Saved data entries:

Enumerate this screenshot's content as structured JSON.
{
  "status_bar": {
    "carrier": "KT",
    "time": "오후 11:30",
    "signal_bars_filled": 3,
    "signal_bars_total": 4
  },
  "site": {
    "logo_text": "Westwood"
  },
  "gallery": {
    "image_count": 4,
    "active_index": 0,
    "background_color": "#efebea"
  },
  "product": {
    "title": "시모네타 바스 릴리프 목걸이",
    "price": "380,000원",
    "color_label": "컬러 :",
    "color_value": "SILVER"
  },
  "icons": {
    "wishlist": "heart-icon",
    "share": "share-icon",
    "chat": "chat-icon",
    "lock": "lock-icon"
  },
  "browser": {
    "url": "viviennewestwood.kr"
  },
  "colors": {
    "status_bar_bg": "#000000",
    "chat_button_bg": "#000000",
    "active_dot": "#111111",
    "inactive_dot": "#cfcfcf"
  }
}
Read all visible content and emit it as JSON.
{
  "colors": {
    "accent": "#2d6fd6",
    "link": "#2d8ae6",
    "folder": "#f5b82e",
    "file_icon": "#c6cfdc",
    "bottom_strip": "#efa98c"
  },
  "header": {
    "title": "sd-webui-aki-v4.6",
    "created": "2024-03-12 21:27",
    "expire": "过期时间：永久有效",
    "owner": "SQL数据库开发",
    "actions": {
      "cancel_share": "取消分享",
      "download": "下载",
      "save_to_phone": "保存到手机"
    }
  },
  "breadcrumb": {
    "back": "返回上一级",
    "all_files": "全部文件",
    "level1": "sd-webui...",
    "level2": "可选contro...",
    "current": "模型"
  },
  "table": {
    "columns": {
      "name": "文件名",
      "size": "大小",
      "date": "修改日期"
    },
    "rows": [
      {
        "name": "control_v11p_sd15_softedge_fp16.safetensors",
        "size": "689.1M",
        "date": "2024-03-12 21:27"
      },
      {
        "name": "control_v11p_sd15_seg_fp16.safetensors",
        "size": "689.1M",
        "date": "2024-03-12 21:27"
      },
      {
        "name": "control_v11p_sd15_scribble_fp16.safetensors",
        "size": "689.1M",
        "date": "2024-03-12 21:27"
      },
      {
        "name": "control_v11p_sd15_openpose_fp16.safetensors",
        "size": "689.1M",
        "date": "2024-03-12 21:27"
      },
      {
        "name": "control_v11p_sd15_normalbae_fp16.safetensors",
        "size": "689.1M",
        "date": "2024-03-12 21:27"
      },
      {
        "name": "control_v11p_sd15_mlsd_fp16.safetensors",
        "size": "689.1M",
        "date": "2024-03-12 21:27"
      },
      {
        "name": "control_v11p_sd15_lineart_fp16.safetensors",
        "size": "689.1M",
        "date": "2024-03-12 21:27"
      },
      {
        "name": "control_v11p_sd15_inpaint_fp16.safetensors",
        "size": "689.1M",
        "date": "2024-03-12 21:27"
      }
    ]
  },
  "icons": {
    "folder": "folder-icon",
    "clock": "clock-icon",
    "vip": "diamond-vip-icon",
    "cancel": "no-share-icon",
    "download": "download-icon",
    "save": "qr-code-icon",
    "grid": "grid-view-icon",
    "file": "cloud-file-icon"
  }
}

## TASK DIRECTIONS:
Output the records exactly, including every line.

## THE OUTPUT:
Enumerate this screenshot's content as structured JSON.
{
  "status_bar": {
    "carrier": "KT",
    "time": "오후 11:30",
    "signal_bars_filled": 3,
    "signal_bars_total": 4
  },
  "site": {
    "logo_text": "Westwood"
  },
  "gallery": {
    "image_count": 4,
    "active_index": 0,
    "background_color": "#efebea"
  },
  "product": {
    "title": "시모네타 바스 릴리프 목걸이",
    "price": "380,000원",
    "color_label": "컬러 :",
    "color_value": "SILVER"
  },
  "icons": {
    "wishlist": "heart-icon",
    "share": "share-icon",
    "chat": "chat-icon",
    "lock": "lock-icon"
  },
  "browser": {
    "url": "viviennewestwood.kr"
  },
  "colors": {
    "status_bar_bg": "#000000",
    "chat_button_bg": "#000000",
    "active_dot": "#111111",
    "inactive_dot": "#cfcfcf"
  }
}
Read all visible content and emit it as JSON.
{
  "colors": {
    "accent": "#2d6fd6",
    "link": "#2d8ae6",
    "folder": "#f5b82e",
    "file_icon": "#c6cfdc",
    "bottom_strip": "#efa98c"
  },
  "header": {
    "title": "sd-webui-aki-v4.6",
    "created": "2024-03-12 21:27",
    "expire": "过期时间：永久有效",
    "owner": "SQL数据库开发",
    "actions": {
      "cancel_share": "取消分享",
      "download": "下载",
      "save_to_phone": "保存到手机"
    }
  },
  "breadcrumb": {
    "back": "返回上一级",
    "all_files": "全部文件",
    "level1": "sd-webui...",
    "level2": "可选contro...",
    "current": "模型"
  },
  "table": {
    "columns": {
      "name": "文件名",
      "size": "大小",
      "date": "修改日期"
    },
    "rows": [
      {
        "name": "control_v11p_sd15_softedge_fp16.safetensors",
        "size": "689.1M",
        "date": "2024-03-12 21:27"
      },
      {
        "name": "control_v11p_sd15_seg_fp16.safetensors",
        "size": "689.1M",
        "date": "2024-03-12 21:27"
      },
      {
        "name": "control_v11p_sd15_scribble_fp16.safetensors",
        "size": "689.1M",
        "date": "2024-03-12 21:27"
      },
      {
        "name": "control_v11p_sd15_openpose_fp16.safetensors",
        "size": "689.1M",
        "date": "2024-03-12 21:27"
      },
      {
        "name": "control_v11p_sd15_normalbae_fp16.safetensors",
        "size": "689.1M",
        "date": "2024-03-12 21:27"
      },
      {
        "name": "control_v11p_sd15_mlsd_fp16.safetensors",
        "size": "689.1M",
        "date": "2024-03-12 21:27"
      },
      {
        "name": "control_v11p_sd15_lineart_fp16.safetensors",
        "size": "689.1M",
        "date": "2024-03-12 21:27"
      },
      {
        "name": "control_v11p_sd15_inpaint_fp16.safetensors",
        "size": "689.1M",
        "date": "2024-03-12 21:27"
      }
    ]
  },
  "icons": {
    "folder": "folder-icon",
    "clock": "clock-icon",
    "vip": "diamond-vip-icon",
    "cancel": "no-share-icon",
    "download": "download-icon",
    "save": "qr-code-icon",
    "grid": "grid-view-icon",
    "file": "cloud-file-icon"
  }
}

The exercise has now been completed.